▶ **Supplied data**:
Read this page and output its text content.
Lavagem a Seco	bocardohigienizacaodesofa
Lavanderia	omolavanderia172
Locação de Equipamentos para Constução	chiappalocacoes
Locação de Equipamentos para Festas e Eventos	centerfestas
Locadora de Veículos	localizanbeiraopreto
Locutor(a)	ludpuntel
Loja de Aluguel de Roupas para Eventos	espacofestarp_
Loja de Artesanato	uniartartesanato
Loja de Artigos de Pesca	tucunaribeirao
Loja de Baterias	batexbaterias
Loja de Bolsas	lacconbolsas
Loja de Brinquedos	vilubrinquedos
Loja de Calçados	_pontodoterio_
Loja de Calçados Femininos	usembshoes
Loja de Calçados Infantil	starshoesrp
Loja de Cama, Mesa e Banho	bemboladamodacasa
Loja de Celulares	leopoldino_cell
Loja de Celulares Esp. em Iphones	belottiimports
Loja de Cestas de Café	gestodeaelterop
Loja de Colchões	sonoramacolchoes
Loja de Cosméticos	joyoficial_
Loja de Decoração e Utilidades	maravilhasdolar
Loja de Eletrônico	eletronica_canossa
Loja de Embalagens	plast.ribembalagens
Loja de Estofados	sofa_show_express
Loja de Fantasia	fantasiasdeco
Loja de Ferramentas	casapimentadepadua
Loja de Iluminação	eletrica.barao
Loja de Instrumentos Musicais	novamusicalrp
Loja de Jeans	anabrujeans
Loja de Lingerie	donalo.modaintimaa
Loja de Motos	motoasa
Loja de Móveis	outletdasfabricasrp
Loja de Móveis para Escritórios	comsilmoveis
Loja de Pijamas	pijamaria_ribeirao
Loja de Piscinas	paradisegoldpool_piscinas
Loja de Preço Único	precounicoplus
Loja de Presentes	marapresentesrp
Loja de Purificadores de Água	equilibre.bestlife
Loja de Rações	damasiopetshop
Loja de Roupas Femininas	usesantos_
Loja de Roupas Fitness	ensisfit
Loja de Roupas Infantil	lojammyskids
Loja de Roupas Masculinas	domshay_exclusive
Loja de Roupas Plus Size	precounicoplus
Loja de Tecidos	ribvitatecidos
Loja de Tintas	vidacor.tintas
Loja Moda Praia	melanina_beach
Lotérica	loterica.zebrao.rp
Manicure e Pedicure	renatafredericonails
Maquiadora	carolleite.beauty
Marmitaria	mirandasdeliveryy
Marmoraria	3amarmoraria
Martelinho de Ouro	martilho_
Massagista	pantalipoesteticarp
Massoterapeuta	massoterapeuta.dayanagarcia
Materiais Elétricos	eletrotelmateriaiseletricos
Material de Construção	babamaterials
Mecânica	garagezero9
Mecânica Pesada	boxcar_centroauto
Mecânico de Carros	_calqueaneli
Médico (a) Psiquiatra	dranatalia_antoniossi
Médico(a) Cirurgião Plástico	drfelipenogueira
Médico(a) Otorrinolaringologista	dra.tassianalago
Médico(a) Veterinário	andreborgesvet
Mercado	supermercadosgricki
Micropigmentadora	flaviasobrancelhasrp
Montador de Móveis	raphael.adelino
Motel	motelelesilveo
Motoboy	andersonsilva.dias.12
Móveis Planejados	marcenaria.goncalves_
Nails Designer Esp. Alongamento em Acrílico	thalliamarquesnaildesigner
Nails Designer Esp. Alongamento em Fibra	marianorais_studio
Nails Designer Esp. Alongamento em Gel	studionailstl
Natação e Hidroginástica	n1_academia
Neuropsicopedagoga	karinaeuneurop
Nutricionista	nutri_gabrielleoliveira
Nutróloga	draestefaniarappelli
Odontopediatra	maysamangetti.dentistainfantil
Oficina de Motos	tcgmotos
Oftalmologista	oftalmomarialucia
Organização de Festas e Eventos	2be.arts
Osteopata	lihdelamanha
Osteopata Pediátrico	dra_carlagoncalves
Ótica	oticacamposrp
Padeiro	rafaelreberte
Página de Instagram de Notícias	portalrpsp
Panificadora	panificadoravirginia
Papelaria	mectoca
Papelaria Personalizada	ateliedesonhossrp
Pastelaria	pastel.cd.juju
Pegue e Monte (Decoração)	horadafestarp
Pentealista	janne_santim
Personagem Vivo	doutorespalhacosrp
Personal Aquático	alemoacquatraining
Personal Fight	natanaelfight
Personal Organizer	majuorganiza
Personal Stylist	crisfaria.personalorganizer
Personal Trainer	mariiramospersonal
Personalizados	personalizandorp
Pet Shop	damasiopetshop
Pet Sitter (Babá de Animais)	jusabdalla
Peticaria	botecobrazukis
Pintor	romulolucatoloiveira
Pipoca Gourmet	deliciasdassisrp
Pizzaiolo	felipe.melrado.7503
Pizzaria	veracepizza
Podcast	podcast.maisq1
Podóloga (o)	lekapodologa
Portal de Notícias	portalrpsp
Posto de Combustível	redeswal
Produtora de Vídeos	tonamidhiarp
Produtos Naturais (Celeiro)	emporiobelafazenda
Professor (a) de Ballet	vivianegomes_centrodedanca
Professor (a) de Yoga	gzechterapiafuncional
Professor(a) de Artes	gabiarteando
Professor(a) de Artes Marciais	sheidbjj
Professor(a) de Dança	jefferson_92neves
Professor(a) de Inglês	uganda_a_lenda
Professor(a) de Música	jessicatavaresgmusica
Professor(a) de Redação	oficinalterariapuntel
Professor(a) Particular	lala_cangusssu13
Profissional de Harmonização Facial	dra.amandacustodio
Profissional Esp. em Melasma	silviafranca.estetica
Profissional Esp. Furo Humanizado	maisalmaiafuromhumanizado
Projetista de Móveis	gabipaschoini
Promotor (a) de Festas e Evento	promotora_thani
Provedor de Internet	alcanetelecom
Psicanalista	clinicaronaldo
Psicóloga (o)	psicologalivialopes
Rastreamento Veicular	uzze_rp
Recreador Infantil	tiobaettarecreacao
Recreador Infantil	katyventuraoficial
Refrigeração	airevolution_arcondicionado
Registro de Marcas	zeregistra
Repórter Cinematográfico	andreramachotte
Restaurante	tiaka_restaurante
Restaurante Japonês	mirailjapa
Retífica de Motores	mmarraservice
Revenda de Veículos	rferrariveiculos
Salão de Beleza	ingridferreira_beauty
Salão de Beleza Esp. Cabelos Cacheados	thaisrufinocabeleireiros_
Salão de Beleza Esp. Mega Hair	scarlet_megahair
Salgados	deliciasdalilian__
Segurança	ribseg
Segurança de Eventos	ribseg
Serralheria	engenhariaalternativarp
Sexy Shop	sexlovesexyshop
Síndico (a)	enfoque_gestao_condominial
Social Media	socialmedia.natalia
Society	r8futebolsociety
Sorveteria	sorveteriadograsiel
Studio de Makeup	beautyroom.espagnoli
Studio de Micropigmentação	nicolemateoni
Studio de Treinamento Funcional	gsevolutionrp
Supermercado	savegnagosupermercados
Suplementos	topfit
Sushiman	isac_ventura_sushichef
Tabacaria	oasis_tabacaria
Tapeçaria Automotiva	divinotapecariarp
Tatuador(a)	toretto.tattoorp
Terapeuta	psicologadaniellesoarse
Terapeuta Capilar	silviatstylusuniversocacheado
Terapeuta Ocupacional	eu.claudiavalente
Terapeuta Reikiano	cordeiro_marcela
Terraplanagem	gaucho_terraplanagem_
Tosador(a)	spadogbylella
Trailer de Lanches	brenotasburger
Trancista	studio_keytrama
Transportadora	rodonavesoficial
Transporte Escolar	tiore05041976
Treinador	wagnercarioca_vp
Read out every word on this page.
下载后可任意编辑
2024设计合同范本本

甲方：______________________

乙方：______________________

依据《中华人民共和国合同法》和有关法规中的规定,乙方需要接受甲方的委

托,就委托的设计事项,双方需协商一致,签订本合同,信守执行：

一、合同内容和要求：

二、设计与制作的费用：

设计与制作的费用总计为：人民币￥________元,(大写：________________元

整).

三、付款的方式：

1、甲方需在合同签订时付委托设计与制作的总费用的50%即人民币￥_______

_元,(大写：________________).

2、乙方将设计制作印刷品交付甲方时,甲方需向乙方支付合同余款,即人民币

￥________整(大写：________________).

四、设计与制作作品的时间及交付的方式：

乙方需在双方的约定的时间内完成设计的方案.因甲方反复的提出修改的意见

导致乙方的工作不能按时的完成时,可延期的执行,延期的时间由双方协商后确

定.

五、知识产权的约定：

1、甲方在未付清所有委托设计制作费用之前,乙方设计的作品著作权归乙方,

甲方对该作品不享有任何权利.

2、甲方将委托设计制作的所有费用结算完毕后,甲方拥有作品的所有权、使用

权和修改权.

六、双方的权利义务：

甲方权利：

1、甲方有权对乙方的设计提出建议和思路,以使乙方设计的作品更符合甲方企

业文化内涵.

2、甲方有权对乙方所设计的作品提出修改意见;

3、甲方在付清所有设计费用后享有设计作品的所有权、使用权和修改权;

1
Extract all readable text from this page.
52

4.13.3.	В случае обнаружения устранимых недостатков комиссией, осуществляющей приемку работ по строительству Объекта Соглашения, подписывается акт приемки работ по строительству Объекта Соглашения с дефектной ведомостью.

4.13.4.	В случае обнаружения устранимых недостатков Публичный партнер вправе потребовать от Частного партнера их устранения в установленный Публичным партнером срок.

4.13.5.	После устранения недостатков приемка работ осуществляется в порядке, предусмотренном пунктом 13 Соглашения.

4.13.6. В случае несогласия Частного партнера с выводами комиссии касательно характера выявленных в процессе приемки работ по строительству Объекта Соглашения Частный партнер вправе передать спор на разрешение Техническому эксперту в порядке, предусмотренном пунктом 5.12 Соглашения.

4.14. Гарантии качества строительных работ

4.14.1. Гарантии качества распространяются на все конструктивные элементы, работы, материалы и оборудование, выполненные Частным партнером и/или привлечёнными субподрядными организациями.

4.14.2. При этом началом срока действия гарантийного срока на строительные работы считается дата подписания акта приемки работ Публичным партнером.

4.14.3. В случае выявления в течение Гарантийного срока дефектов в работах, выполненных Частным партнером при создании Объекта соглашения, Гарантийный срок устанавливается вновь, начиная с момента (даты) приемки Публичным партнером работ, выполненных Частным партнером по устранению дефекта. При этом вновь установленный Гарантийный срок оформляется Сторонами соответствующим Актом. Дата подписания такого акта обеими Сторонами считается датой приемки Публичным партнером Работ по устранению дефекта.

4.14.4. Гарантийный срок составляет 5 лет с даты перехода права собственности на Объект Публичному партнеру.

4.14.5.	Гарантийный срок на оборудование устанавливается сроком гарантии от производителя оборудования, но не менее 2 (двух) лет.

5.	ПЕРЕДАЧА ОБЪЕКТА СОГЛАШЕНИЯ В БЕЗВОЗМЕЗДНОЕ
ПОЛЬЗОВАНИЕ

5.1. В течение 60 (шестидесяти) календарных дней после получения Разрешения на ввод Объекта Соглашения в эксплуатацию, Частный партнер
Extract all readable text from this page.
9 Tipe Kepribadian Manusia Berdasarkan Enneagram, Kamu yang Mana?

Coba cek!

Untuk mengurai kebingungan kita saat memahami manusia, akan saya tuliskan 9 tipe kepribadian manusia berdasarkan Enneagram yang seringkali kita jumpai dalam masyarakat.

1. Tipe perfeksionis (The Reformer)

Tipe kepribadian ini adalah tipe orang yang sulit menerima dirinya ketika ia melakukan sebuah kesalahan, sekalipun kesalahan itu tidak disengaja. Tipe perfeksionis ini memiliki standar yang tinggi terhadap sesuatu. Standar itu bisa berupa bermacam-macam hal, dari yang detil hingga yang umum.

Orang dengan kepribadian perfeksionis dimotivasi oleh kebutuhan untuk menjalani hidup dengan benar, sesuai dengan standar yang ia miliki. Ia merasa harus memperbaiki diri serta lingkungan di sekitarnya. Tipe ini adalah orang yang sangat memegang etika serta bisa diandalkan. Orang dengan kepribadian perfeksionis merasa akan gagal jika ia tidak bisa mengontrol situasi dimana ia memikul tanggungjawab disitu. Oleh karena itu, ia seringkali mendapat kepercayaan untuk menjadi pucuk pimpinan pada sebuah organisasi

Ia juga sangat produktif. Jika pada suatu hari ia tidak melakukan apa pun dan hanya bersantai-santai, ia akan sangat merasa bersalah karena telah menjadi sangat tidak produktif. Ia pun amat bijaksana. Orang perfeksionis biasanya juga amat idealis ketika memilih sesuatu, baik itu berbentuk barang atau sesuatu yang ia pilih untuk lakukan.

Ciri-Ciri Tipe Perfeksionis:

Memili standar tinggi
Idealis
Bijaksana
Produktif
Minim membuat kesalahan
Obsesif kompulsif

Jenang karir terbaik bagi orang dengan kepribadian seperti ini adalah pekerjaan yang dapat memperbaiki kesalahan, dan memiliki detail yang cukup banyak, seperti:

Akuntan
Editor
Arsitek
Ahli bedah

▶ **The exercise**: Go through the lines above. Select every one that has the string "sebuah".

▶ **Result of this task**:
Tipe kepribadian ini adalah tipe orang yang sulit menerima dirinya ketika ia melakukan sebuah kesalahan, sekalipun kesalahan itu tidak disengaja. Tipe perfeksionis ini memiliki standar yang tinggi terhadap sesuatu. Standar itu bisa berupa bermacam-macam hal, dari yang detil hingga yang umum.
Orang dengan kepribadian perfeksionis dimotivasi oleh kebutuhan untuk menjalani hidup dengan benar, sesuai dengan standar yang ia miliki. Ia merasa harus memperbaiki diri serta lingkungan di sekitarnya. Tipe ini adalah orang yang sangat memegang etika serta bisa diandalkan. Orang dengan kepribadian perfeksionis merasa akan gagal jika ia tidak bisa mengontrol situasi dimana ia memikul tanggungjawab disitu. Oleh karena itu, ia seringkali mendapat kepercayaan untuk menjadi pucuk pimpinan pada sebuah organisasi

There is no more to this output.